### DOCUMENT EXCERPT
_ _ _ _ _ _ _

WHISTLER WRITERS FESTIVAL TO RETURN, OCTOBER 14-16 2010
FOR IMMEDIATE RELEASE
WHISTLER WRITERS FESTIVAL TO RETURN, OCTOBER 14-16 2010
The Vicious Circle presents late-summer reading picks, inspired by the 2010 Whistler Writers Festival line-up
July 19 2010 Whistler, BC – Thanks to funding support from the
Resort Municipality of Whistler and the Writers Union of Canada, a new
partnership with the Vancouver International Writers Festival, and a
vocal outcry from supporters and fans after it was announced the 2009
event would be the last, the Whistler Writers Festival will return this
year with an all-star line-up of guest authors.
Despite a toughening funding climate, (the Whistler Writers Group was
“highly recommended” to receive grant support from the Canada Council
for the Arts, but unfortunately, there is no money available), the
volunteer crew behind the nine-year old event rallied, buoyed by a
sell-out reading event in May featuring Lawrence Hill, and a new
partnership with the Vancouver International Readers and Writers
Festival which has enabled the Whistler event to bring the biggest
literary names to town.
Brian Brett will also spend the fall in Whistler as the 5th
writer-in-residence to be hosted at the Station House on Alta Lake
(where the Whistler Arts Council hosts its Art Workshops on the Lake).
The all-star line-up of guest authors, poets, short-story writers,
digital media mavens and journalists offers plenty of summer reading
fodder. Here is the Vicious Circle’s late-summer reading wish list,
inspired by the 2010 Whistler Writers Festival line-up.
Brian Brett’s Trauma Farm champions the fate of
rural Canada, the small farm and the simpler life on offer with what JB
McKinnon calls “the fearless tongue of a gumboot poet offering romance
of a different kind: a hard-earned love of chaos, the absurd, and beauty
gilded with sorrow.” The 2009 book won the Writers Trust of Canada
Non-Fiction prize, the BC Booksellers’ Choice Award, and was voted a top
100 book for 2009 by Amazon, the Globe and Mail and the Times Literary
Supplement.
www.dmpibooks.com/book/trauma-farm
Kate Pullinger won the 2009 Governor General’s Award for Fiction for her novel of historical fiction
The Mistress of Nothing
inspired by the real-life Lucie, Lady Duff-Gordon, toast of Victorian
London society who exiles herself to Egypt to manage tuberculosis, and
embarks on an exotic new life, that her maid, the narrator, Sally
Naldrett becomes immersed in.

_ _ _ _ _ _ _

### EXTRACTED MATERIAL
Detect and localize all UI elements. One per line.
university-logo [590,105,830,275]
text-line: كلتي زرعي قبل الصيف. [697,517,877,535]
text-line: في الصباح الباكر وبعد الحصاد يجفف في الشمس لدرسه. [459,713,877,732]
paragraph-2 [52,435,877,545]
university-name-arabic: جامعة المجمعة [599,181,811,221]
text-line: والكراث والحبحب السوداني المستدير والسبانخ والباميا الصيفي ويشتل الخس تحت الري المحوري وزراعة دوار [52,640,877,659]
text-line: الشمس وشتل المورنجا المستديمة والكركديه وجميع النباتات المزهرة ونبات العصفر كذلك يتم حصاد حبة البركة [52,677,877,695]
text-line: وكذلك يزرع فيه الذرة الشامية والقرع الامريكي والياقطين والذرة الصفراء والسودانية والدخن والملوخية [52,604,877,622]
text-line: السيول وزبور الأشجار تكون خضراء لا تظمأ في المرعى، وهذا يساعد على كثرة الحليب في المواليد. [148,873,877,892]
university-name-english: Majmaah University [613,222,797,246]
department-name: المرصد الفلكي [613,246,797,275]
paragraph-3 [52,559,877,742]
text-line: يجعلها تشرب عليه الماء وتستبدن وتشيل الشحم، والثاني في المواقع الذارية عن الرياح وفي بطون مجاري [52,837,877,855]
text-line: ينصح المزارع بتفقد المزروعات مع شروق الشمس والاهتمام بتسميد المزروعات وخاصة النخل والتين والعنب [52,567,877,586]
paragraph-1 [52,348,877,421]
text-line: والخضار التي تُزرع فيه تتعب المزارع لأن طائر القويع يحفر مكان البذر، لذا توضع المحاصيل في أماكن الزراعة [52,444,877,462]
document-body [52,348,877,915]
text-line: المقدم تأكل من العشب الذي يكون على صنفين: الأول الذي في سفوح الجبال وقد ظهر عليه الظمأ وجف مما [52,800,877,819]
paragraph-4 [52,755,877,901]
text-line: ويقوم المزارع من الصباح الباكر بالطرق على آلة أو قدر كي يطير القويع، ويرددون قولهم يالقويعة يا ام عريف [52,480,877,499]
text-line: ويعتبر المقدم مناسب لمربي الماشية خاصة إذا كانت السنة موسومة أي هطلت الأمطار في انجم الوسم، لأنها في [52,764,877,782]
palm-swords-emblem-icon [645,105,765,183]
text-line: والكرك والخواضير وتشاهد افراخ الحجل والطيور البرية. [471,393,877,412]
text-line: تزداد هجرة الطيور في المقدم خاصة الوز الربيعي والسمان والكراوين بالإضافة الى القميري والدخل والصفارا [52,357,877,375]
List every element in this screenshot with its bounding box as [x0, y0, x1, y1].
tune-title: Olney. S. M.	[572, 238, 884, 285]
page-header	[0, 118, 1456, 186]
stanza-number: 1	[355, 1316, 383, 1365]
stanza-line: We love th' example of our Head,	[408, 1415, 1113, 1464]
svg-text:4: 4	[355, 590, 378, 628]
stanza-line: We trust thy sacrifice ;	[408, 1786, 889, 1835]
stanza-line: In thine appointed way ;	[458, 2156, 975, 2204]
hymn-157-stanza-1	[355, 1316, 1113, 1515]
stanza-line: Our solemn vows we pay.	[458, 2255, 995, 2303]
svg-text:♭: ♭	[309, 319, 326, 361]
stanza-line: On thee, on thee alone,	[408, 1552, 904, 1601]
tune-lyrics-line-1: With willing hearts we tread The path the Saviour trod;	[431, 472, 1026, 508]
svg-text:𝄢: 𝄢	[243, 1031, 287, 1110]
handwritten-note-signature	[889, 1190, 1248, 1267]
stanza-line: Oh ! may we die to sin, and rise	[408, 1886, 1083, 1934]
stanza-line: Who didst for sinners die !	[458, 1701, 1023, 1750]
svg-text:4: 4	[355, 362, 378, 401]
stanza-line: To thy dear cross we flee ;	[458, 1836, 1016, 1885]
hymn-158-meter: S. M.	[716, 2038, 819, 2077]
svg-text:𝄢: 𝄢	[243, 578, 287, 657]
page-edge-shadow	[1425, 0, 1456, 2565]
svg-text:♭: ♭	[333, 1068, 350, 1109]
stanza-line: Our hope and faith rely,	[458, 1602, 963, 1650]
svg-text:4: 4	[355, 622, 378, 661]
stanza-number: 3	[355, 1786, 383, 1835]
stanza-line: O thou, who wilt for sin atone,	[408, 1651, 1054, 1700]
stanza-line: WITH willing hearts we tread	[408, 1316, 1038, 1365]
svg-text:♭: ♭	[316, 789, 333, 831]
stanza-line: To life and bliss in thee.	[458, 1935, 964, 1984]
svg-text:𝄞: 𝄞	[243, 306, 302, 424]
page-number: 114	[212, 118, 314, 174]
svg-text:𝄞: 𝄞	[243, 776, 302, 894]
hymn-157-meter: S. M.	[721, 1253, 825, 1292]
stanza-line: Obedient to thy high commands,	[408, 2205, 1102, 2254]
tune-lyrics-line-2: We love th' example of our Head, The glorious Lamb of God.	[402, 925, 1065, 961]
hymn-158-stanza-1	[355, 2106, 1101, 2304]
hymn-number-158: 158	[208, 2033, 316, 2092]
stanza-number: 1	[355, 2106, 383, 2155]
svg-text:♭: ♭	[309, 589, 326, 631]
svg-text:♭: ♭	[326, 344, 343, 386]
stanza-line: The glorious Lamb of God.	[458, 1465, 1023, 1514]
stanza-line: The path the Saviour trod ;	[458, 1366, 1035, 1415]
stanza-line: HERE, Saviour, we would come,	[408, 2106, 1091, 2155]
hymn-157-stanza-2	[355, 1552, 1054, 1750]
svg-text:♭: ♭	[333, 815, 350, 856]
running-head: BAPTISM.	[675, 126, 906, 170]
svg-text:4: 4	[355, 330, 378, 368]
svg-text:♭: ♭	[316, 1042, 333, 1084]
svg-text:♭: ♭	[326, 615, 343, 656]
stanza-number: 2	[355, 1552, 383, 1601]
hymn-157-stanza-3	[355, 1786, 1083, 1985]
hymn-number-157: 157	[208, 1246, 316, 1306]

_ _ _ _ _ _ _

### WHAT TO WORK ON
a. Using the Whistler festival press release, decide whether each statement agrees with it. (i) The Whistler Writers Group received grant money from the Canada Council for the Arts. (ii) Brian Brett will be the fifth writer-in-residence hosted at the Station House on Alta Lake. (iii) Trauma Farm won the Writers Trust of Canada Non-Fiction prize. Answer yes or no for each and quote the words from the release that settle it.
b. Go on with the Whistler festival press release, picking up right after its final sentence.

### ANSWERS FOR THIS EXERCISE
a.
(i) No: "but unfortunately, there is no money available"
(ii) Yes: "Brian Brett will also spend the fall in Whistler as the 5th writer-in-residence to be hosted at the Station House on Alta Lake"
(iii) Yes: "The 2009 book won the Writers Trust of Canada Non-Fiction prize"

b.
www.katepullinger.com
Kathy Page’s newest novel,
The Find, drops a
dinosaur hunting adventure into remote British Columbia, when
paleontologist Anna Silowski makes an extraordinary discovery, and
enters what Fred Stenson calls “a love story of the rarest kind: one
with something new to say.”
www.kathypage.info/
In September,
Wayne Grady and Merilyn Simonds launch
Breakfast at the Exit Café: travels through America,
a he-said, she-said account of road-tripping through America that they
wrote partially during their stint in Whistler as the 2009 Whistler
Writers in Residence.
www.breakfastattheexitcafe.com/about/
Also this fall. Whistler writer,
Leslie Anthony follows his study of snake-lovers with an expose on another obsessive subculture, ski-bums, with
The White Planet. If skiers’ innate irreverence didn’t preclude them having a holy book, then this would be it.
www.dmpibooks.com/book/white-planet
Launching this week (at the Railway Club in Vancouver, 7pm, July22) is
Jenn Farrell’s story collection,
The Devil You Know,
an arresting volume of short fiction mapping the terrain of sex, love,
birth and death, of working class family dramas boiled down to the bone.
“Quick and mean as a Virginia Slim and bright and harsh as a Rexall at
midnight. Refreshingly honest, impeccably written.” says Elizabeth
Bachinsky.
www.anvilpress.com/Authors/jenn-farrell
Russell Wangersky, whose 2008 non-fiction book about the trauma
of working as a volunteer firefighter, Burning Down the House: Fighting
Fires and Losing Myself, won three major awards, follows it with his new
novel,
The Glass Harmonica. When retiree Keith O’Reilly
witnesses the murder of his neighbour by a pizza delivery man one night
during a snowstorm on the usually quiet McKay Street, the neighbourhood
secrets begin to crack open
www.theglassharmonica.com/
Patricia Young has released a new collection of poetry,
An Autoerotic History of Swings,
opens with quotations from a Victorian study on sex, and ends with the
voice of God, in this “dervish of a book, whose images in quantity and
variety rival those adorning Indian temples that deify and celebrate
physical human love” (Michael Kenyon). Two-time Governor General’s
Award-nominee, the award-winning poet lives in Victoria, BC, Young has
authored nine books.
www.patriciayoung.ca
Vancouver Island poet,
Terence Young’s 2006 collection,
Moving Day,
warns of the dangers of forgetting one’s history. “Young approaches his
writing as he approaches life,” writes Leah Rae of the collection,
“with generosity of spirit, a powerful sense of humour and a keen eye.
The house in this book is a place where the possibilities of love are
‘like the sound of a window giving way/under the weight of a shoulder.’”
www.abcbookworld.com/view_author.php?id=5391
Full details of the Whistler Writers Festival 2010 program will be
released in August 2010. The Festival will take place October 14-16
2010, the week preceding the Vancouver International Writers and Readers
Festival. Please click the Event tab for the latest information on the
festival.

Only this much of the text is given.